▸ **Passage**:
Jason Mohammad (born 17 September 1973) is a Welsh radio and television presenter currently working for the BBC. He is the current host of Final Score on BBC One on Saturday afternoons.

Personal life
Mohammad was born and brought up in Cardiff to a Pakistani father and Welsh mother, going to school at Glyn Derw High School. He studied Welsh and Politics at Swansea University, and then attended Cardiff University for a postgraduate diploma in broadcast journalism. He is a practising Muslim.

Career

Television
Mohammad joined BBC Cymru Wales in 1997 as a reporter for BBC Wales Today before becoming the anchor of Wales on Saturday. In 2013, he replaced Gabby Logan as the host of Final Score on BBC One on Saturday afternoons, regularly hosting alongside pundits such as Garth Crooks and Danny Mills. Mohammad had previously been a reporter on the programme for many years. He was also the presenter of Scrum V specials on BBC Two Wales and was the secondary snooker presenter for BBC Sport. Mohammad was part of the BBC's broadcasting crew at the Rio 2016 Summer Olympics and is an occasional presenter of Match of the Day and Match of the Day 2, deputising for Gary Lineker and Mark Chapman respectively. He previously hosted some of the BBC's live coverage of the RBS Six Nations, although they now share the live rights with ITV, leaving John Inverdale and Gabby Logan to present the live action.

▸ **Extracted information**:

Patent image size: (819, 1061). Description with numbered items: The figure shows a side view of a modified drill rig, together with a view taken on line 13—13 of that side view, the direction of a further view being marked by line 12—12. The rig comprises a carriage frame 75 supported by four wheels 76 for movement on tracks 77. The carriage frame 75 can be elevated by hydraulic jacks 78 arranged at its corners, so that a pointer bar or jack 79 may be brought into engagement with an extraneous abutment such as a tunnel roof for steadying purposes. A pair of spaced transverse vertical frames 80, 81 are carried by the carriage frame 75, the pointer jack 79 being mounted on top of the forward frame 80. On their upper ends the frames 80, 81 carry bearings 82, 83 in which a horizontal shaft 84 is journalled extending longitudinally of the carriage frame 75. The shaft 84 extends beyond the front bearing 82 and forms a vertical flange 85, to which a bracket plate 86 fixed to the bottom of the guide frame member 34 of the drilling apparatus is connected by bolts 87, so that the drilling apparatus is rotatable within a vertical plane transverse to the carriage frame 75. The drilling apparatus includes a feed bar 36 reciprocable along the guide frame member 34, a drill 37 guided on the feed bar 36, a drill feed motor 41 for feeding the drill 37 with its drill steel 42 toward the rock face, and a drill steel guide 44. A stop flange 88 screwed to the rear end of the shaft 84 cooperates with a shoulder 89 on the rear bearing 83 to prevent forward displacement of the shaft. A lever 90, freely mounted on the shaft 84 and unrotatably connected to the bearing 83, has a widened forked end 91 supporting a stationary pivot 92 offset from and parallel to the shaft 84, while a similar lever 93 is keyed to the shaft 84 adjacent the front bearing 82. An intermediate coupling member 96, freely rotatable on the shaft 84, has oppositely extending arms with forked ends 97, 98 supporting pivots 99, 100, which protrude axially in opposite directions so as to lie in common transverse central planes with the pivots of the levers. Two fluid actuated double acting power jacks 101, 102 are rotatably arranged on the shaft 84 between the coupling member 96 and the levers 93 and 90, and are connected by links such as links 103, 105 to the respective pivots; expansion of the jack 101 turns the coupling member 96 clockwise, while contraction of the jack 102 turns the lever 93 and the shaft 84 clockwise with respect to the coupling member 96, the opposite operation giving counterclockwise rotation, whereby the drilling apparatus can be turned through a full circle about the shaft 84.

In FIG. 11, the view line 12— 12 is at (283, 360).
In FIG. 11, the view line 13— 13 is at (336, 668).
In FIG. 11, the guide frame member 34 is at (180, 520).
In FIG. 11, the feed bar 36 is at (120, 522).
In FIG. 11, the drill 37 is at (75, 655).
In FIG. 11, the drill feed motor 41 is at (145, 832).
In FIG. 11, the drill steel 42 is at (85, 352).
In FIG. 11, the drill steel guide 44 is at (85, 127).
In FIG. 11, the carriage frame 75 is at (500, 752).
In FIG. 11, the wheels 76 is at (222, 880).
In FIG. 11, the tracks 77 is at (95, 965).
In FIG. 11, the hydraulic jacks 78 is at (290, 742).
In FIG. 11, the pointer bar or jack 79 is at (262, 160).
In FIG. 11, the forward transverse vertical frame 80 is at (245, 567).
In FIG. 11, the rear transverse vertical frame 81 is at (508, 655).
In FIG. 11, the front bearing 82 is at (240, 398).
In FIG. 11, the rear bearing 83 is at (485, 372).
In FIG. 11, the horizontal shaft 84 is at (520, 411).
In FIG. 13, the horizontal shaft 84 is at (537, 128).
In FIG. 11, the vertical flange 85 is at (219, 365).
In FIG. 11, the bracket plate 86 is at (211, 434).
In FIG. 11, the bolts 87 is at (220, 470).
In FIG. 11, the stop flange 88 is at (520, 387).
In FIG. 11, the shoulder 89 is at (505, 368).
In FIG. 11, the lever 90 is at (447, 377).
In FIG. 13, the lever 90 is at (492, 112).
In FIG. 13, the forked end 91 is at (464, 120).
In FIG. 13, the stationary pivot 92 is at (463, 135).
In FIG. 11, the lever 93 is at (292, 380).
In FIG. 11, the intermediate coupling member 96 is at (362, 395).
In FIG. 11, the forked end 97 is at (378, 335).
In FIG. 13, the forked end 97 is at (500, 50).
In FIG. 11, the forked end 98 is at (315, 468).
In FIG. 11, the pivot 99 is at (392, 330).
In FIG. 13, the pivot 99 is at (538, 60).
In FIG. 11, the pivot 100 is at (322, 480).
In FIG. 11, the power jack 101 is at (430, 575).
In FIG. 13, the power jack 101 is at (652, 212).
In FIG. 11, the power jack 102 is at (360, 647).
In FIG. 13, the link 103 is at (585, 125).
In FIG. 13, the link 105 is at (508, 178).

▸ **What this exercise asks**:
**1)** Transcribe the Jason Mohammad biography word for word, starting at the words "Personal life" and stopping after "a practising Muslim.".
**2)** In the Jason Mohammad biography, whom did Mohammad replace as host of Final Score in 2013?

▸ **Task-by-task solutions**:
**1)**
Personal life
Mohammad was born and brought up in Cardiff to a Pakistani father and Welsh mother, going to school at Glyn Derw High School. He studied Welsh and Politics at Swansea University, and then attended Cardiff University for a postgraduate diploma in broadcast journalism. He is a practising Muslim.

**2)** Gabby Logan